## EXERCISE GOAL
Repeat every line of the material, character for character.

## DATASET
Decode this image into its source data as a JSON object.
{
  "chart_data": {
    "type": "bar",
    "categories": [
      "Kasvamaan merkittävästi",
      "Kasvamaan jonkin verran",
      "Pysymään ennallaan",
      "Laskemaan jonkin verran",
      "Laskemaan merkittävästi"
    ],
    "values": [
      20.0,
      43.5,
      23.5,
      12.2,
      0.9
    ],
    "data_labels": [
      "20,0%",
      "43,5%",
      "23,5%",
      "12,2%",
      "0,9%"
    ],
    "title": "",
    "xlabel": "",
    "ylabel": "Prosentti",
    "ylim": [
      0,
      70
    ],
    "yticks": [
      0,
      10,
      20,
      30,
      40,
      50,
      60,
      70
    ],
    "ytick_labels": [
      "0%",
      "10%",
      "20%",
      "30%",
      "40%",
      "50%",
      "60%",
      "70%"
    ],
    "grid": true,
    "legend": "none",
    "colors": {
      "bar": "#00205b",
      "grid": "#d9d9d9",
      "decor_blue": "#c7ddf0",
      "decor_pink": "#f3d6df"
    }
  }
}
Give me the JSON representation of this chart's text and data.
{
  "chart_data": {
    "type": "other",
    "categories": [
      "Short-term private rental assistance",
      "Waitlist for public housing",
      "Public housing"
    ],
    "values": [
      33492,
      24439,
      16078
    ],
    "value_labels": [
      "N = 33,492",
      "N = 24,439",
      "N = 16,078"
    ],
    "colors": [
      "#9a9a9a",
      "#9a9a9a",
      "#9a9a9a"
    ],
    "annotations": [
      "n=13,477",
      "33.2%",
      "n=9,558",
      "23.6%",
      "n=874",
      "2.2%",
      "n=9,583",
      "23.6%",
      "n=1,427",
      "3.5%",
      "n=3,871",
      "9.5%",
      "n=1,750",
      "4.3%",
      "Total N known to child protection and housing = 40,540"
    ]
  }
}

## RESULT FOR THIS EXERCISE
Decode this image into its source data as a JSON object.
{
  "chart_data": {
    "type": "bar",
    "categories": [
      "Kasvamaan merkittävästi",
      "Kasvamaan jonkin verran",
      "Pysymään ennallaan",
      "Laskemaan jonkin verran",
      "Laskemaan merkittävästi"
    ],
    "values": [
      20.0,
      43.5,
      23.5,
      12.2,
      0.9
    ],
    "data_labels": [
      "20,0%",
      "43,5%",
      "23,5%",
      "12,2%",
      "0,9%"
    ],
    "title": "",
    "xlabel": "",
    "ylabel": "Prosentti",
    "ylim": [
      0,
      70
    ],
    "yticks": [
      0,
      10,
      20,
      30,
      40,
      50,
      60,
      70
    ],
    "ytick_labels": [
      "0%",
      "10%",
      "20%",
      "30%",
      "40%",
      "50%",
      "60%",
      "70%"
    ],
    "grid": true,
    "legend": "none",
    "colors": {
      "bar": "#00205b",
      "grid": "#d9d9d9",
      "decor_blue": "#c7ddf0",
      "decor_pink": "#f3d6df"
    }
  }
}
Give me the JSON representation of this chart's text and data.
{
  "chart_data": {
    "type": "other",
    "categories": [
      "Short-term private rental assistance",
      "Waitlist for public housing",
      "Public housing"
    ],
    "values": [
      33492,
      24439,
      16078
    ],
    "value_labels": [
      "N = 33,492",
      "N = 24,439",
      "N = 16,078"
    ],
    "colors": [
      "#9a9a9a",
      "#9a9a9a",
      "#9a9a9a"
    ],
    "annotations": [
      "n=13,477",
      "33.2%",
      "n=9,558",
      "23.6%",
      "n=874",
      "2.2%",
      "n=9,583",
      "23.6%",
      "n=1,427",
      "3.5%",
      "n=3,871",
      "9.5%",
      "n=1,750",
      "4.3%",
      "Total N known to child protection and housing = 40,540"
    ]
  }
}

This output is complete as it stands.